:: Exercise objective ::
Find every line with the word "name" and report how many there are, without any other text.

:: Stored data ::
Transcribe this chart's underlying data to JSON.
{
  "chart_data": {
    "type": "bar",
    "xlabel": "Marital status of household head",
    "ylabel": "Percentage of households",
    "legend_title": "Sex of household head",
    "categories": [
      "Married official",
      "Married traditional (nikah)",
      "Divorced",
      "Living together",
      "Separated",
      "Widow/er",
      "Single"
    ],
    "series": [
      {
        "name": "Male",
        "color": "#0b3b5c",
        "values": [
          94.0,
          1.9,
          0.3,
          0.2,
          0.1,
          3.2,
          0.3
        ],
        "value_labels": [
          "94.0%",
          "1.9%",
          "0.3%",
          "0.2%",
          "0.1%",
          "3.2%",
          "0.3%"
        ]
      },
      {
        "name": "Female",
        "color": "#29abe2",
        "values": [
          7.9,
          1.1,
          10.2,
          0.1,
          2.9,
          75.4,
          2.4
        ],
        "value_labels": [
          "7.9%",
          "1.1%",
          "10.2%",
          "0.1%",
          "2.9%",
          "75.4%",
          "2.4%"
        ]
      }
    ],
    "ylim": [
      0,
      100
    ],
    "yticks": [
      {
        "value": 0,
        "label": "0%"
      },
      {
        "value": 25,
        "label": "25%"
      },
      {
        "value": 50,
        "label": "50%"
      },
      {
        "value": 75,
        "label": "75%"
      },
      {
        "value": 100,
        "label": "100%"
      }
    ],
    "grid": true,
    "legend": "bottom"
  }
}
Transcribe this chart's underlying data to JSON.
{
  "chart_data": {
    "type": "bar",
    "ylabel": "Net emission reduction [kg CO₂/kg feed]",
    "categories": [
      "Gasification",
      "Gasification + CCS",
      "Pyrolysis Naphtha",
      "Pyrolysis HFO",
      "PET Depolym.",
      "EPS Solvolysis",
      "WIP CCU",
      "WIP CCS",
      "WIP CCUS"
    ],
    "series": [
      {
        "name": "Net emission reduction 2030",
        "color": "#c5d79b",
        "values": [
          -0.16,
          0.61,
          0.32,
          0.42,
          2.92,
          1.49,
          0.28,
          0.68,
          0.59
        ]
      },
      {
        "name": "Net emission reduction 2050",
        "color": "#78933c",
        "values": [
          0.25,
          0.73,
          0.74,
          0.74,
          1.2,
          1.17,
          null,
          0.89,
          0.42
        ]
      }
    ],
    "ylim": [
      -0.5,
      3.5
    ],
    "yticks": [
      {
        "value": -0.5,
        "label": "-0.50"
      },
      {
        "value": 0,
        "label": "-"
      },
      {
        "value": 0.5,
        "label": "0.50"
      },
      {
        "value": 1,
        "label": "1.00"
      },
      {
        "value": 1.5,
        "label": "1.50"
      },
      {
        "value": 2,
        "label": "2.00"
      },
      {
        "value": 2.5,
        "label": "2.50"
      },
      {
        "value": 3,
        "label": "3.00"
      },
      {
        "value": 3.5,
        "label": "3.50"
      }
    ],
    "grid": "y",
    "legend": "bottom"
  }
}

:: Result ::
4